═════ SOURCE DATA ═════
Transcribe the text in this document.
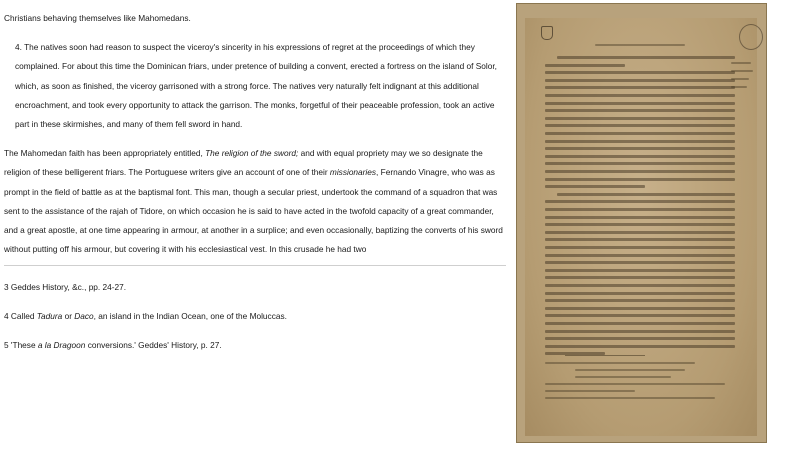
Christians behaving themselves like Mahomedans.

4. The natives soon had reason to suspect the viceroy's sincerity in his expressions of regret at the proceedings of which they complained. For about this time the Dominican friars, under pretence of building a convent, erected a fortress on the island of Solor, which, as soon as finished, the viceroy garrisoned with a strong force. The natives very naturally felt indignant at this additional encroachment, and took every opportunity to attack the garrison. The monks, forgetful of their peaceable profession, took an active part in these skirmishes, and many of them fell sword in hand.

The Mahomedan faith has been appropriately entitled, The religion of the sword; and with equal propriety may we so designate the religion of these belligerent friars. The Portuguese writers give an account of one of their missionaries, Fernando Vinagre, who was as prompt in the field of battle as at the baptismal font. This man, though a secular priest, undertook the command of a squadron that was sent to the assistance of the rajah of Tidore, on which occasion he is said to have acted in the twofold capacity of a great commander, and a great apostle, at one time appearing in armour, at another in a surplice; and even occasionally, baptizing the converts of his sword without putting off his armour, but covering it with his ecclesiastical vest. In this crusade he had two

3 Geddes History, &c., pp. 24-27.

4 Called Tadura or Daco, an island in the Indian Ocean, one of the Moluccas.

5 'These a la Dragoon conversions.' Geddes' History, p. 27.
═════
EXERCISE DETAILS:
Work through the listing above and report how many lines include the string "History", with no other text.

EXERCISE OUTPUT:
2